Extracted records:
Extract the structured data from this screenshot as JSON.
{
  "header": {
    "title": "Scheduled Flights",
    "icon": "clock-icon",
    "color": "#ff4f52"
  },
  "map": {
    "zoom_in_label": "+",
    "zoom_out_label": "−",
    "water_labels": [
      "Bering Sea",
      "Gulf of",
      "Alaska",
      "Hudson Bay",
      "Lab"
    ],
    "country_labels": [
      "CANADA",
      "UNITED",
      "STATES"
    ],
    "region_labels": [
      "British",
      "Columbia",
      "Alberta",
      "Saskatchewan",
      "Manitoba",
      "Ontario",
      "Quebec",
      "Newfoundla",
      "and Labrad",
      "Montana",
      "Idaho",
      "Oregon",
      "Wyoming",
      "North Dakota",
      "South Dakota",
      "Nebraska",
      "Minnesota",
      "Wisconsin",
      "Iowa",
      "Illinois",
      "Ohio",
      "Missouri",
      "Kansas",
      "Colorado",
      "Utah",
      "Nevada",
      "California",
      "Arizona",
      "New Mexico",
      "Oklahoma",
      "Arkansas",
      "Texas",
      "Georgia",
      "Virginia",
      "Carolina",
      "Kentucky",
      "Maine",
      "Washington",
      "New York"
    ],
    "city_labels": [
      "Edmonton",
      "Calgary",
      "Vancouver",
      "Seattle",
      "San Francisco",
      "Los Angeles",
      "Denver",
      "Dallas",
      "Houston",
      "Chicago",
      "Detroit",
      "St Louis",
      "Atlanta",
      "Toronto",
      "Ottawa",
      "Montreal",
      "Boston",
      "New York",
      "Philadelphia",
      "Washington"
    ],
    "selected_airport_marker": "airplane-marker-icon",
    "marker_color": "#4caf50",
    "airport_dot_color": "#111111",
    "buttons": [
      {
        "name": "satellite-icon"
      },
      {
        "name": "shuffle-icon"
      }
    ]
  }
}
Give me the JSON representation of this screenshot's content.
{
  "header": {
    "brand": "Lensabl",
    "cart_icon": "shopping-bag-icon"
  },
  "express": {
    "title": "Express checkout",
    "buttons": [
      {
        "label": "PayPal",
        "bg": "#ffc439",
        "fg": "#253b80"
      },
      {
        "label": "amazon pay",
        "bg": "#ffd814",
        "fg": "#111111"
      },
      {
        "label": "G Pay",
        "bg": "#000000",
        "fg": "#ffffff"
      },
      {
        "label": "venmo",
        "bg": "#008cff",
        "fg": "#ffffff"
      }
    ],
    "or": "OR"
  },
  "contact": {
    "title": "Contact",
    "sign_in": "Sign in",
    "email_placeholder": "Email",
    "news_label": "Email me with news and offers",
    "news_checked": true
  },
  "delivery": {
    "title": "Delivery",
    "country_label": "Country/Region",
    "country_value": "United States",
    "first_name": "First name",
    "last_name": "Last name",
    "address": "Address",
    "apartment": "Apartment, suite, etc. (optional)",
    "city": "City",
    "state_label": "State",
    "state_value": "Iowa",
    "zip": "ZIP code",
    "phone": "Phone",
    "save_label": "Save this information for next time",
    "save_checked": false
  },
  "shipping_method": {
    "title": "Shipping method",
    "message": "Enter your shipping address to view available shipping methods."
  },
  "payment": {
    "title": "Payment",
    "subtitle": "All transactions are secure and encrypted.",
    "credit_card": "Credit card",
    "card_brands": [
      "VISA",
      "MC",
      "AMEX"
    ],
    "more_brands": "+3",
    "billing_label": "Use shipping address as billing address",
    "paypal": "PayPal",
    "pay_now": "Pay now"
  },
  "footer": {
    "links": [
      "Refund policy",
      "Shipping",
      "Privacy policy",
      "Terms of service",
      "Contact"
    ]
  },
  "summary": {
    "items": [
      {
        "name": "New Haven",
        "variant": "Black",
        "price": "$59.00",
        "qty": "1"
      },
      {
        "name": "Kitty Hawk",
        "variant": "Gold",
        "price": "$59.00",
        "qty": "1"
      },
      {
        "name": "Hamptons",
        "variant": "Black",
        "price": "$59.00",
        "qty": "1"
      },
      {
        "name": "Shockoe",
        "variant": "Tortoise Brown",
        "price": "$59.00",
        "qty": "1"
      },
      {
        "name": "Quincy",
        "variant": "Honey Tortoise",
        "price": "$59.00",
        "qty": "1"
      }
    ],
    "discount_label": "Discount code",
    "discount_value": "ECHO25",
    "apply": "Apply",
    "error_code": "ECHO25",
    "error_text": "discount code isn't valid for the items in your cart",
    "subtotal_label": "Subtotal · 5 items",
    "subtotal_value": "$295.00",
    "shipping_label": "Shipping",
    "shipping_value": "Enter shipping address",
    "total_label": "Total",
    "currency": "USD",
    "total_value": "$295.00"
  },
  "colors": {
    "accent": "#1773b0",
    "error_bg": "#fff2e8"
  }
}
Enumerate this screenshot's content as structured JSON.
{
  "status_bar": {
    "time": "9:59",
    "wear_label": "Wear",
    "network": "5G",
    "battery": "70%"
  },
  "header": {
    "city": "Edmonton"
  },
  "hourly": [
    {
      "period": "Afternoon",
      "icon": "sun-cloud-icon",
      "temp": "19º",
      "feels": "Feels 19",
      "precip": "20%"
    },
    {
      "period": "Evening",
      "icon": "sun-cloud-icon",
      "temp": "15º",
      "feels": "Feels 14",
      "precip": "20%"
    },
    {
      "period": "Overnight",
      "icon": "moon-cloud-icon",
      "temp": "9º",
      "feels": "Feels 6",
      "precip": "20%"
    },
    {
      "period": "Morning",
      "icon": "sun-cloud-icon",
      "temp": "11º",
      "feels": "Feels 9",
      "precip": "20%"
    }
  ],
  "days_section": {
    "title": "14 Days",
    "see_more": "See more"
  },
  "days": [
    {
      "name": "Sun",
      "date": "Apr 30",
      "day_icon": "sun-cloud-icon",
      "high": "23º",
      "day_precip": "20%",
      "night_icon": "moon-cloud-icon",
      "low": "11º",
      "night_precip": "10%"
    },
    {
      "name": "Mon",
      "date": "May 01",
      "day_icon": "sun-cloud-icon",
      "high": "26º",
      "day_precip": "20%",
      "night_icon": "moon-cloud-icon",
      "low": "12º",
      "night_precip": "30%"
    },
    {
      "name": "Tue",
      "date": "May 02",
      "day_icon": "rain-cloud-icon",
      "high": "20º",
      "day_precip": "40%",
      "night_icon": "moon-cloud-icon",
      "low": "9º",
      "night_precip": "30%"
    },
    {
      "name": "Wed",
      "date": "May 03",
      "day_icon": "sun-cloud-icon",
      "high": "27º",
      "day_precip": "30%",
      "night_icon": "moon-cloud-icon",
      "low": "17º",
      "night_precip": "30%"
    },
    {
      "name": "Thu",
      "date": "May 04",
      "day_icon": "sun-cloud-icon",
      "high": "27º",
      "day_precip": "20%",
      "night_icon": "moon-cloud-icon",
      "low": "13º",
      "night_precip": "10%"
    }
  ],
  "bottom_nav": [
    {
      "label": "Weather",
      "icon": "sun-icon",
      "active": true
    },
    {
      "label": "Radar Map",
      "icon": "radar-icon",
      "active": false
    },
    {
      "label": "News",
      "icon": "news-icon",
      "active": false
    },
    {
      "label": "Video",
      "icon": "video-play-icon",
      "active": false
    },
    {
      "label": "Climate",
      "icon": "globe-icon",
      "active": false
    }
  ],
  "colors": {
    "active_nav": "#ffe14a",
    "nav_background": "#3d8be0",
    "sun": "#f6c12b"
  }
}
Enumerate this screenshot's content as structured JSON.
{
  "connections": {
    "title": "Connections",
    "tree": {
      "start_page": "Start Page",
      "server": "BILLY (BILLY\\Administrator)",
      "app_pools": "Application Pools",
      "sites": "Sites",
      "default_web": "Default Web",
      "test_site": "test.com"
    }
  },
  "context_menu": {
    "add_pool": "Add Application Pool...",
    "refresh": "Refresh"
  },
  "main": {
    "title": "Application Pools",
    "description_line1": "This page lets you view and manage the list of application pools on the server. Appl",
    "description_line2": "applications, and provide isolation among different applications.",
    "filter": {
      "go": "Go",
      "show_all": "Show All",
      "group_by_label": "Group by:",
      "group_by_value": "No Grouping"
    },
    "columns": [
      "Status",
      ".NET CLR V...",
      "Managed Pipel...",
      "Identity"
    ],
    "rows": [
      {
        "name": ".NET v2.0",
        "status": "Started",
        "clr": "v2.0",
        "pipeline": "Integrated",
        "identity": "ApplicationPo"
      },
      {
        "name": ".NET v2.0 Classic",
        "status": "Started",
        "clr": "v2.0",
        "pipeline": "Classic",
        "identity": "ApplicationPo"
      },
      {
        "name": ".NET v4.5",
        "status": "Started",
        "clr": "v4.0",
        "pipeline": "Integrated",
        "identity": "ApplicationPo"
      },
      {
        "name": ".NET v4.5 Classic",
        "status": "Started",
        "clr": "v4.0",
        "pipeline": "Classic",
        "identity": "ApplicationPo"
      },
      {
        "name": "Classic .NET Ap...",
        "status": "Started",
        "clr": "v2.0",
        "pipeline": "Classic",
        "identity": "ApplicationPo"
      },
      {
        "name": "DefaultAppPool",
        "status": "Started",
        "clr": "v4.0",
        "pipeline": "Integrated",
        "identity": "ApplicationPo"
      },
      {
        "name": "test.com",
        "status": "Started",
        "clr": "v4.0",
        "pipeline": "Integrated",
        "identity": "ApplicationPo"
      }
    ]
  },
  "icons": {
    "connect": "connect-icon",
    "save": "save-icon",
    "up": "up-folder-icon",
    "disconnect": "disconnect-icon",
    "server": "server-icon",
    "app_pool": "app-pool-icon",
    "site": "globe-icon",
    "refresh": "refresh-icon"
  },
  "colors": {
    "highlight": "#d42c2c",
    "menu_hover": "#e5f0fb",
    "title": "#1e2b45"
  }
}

Stated exercise: Work out how many lines of the data above hold the word "Tortoise", and write only the count.

Reply to the task: 2